Dataset entries
****************************************
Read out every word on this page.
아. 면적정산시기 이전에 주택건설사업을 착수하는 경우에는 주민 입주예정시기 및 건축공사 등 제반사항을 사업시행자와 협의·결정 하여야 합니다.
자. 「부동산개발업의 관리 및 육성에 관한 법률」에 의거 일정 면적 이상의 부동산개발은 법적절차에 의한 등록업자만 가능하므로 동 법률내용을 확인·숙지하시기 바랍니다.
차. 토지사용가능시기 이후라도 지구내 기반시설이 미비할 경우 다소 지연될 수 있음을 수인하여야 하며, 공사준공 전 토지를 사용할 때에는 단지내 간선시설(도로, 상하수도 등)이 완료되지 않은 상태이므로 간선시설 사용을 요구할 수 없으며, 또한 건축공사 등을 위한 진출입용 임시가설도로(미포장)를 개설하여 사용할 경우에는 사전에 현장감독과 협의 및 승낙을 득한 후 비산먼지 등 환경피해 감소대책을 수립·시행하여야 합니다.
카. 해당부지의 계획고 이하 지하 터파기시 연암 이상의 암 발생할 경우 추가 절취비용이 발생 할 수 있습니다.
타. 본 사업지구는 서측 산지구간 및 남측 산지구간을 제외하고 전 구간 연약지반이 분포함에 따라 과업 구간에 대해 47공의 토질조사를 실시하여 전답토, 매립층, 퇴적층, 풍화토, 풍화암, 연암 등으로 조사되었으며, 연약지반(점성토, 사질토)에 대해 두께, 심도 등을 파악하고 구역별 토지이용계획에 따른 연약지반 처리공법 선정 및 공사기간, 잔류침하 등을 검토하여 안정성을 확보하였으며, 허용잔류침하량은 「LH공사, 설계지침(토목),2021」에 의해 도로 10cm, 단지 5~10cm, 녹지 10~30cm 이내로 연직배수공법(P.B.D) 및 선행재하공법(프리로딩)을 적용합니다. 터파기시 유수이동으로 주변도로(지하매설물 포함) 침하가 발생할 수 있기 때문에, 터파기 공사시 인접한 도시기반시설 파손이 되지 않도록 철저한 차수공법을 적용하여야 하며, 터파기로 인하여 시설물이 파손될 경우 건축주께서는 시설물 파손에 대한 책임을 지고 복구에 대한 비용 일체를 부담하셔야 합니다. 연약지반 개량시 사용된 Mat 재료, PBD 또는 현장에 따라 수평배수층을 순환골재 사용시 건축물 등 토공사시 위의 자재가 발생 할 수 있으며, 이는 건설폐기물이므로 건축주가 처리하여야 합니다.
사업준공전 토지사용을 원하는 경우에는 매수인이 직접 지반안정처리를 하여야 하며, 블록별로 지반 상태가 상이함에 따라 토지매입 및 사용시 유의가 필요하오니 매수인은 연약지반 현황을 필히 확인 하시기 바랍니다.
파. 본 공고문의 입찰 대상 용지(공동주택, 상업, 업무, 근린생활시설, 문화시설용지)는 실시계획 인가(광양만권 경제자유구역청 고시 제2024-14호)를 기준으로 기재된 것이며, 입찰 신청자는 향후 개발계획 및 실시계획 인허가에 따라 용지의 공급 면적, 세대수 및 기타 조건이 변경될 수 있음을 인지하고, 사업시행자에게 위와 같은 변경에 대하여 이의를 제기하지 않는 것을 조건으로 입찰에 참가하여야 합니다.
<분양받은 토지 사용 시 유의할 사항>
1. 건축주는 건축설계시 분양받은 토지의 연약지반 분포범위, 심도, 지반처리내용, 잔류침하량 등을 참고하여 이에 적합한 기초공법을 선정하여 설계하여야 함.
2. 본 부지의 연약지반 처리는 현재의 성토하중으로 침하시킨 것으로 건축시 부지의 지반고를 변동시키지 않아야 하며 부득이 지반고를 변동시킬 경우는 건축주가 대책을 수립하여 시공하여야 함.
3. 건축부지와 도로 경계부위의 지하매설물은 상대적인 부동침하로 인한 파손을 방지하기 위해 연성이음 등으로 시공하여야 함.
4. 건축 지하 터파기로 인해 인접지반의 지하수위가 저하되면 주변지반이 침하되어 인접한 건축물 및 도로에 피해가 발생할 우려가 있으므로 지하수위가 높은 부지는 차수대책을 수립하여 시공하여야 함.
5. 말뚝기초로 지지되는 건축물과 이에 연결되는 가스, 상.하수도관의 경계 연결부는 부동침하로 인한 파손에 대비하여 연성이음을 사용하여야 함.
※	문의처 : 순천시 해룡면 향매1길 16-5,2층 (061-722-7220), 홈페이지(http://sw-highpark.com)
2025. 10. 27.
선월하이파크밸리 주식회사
****************************************
WRITTEN INSTRUCTION: Using the listing above, please repeat every entry exactly.

SOLUTION TO THIS PROBLEM:
Read out every word on this page.
아. 면적정산시기 이전에 주택건설사업을 착수하는 경우에는 주민 입주예정시기 및 건축공사 등 제반사항을 사업시행자와 협의·결정 하여야 합니다.
자. 「부동산개발업의 관리 및 육성에 관한 법률」에 의거 일정 면적 이상의 부동산개발은 법적절차에 의한 등록업자만 가능하므로 동 법률내용을 확인·숙지하시기 바랍니다.
차. 토지사용가능시기 이후라도 지구내 기반시설이 미비할 경우 다소 지연될 수 있음을 수인하여야 하며, 공사준공 전 토지를 사용할 때에는 단지내 간선시설(도로, 상하수도 등)이 완료되지 않은 상태이므로 간선시설 사용을 요구할 수 없으며, 또한 건축공사 등을 위한 진출입용 임시가설도로(미포장)를 개설하여 사용할 경우에는 사전에 현장감독과 협의 및 승낙을 득한 후 비산먼지 등 환경피해 감소대책을 수립·시행하여야 합니다.
카. 해당부지의 계획고 이하 지하 터파기시 연암 이상의 암 발생할 경우 추가 절취비용이 발생 할 수 있습니다.
타. 본 사업지구는 서측 산지구간 및 남측 산지구간을 제외하고 전 구간 연약지반이 분포함에 따라 과업 구간에 대해 47공의 토질조사를 실시하여 전답토, 매립층, 퇴적층, 풍화토, 풍화암, 연암 등으로 조사되었으며, 연약지반(점성토, 사질토)에 대해 두께, 심도 등을 파악하고 구역별 토지이용계획에 따른 연약지반 처리공법 선정 및 공사기간, 잔류침하 등을 검토하여 안정성을 확보하였으며, 허용잔류침하량은 「LH공사, 설계지침(토목),2021」에 의해 도로 10cm, 단지 5~10cm, 녹지 10~30cm 이내로 연직배수공법(P.B.D) 및 선행재하공법(프리로딩)을 적용합니다. 터파기시 유수이동으로 주변도로(지하매설물 포함) 침하가 발생할 수 있기 때문에, 터파기 공사시 인접한 도시기반시설 파손이 되지 않도록 철저한 차수공법을 적용하여야 하며, 터파기로 인하여 시설물이 파손될 경우 건축주께서는 시설물 파손에 대한 책임을 지고 복구에 대한 비용 일체를 부담하셔야 합니다. 연약지반 개량시 사용된 Mat 재료, PBD 또는 현장에 따라 수평배수층을 순환골재 사용시 건축물 등 토공사시 위의 자재가 발생 할 수 있으며, 이는 건설폐기물이므로 건축주가 처리하여야 합니다.
사업준공전 토지사용을 원하는 경우에는 매수인이 직접 지반안정처리를 하여야 하며, 블록별로 지반 상태가 상이함에 따라 토지매입 및 사용시 유의가 필요하오니 매수인은 연약지반 현황을 필히 확인 하시기 바랍니다.
파. 본 공고문의 입찰 대상 용지(공동주택, 상업, 업무, 근린생활시설, 문화시설용지)는 실시계획 인가(광양만권 경제자유구역청 고시 제2024-14호)를 기준으로 기재된 것이며, 입찰 신청자는 향후 개발계획 및 실시계획 인허가에 따라 용지의 공급 면적, 세대수 및 기타 조건이 변경될 수 있음을 인지하고, 사업시행자에게 위와 같은 변경에 대하여 이의를 제기하지 않는 것을 조건으로 입찰에 참가하여야 합니다.
<분양받은 토지 사용 시 유의할 사항>
1. 건축주는 건축설계시 분양받은 토지의 연약지반 분포범위, 심도, 지반처리내용, 잔류침하량 등을 참고하여 이에 적합한 기초공법을 선정하여 설계하여야 함.
2. 본 부지의 연약지반 처리는 현재의 성토하중으로 침하시킨 것으로 건축시 부지의 지반고를 변동시키지 않아야 하며 부득이 지반고를 변동시킬 경우는 건축주가 대책을 수립하여 시공하여야 함.
3. 건축부지와 도로 경계부위의 지하매설물은 상대적인 부동침하로 인한 파손을 방지하기 위해 연성이음 등으로 시공하여야 함.
4. 건축 지하 터파기로 인해 인접지반의 지하수위가 저하되면 주변지반이 침하되어 인접한 건축물 및 도로에 피해가 발생할 우려가 있으므로 지하수위가 높은 부지는 차수대책을 수립하여 시공하여야 함.
5. 말뚝기초로 지지되는 건축물과 이에 연결되는 가스, 상.하수도관의 경계 연결부는 부동침하로 인한 파손에 대비하여 연성이음을 사용하여야 함.
※	문의처 : 순천시 해룡면 향매1길 16-5,2층 (061-722-7220), 홈페이지(http://sw-highpark.com)
2025. 10. 27.
선월하이파크밸리 주식회사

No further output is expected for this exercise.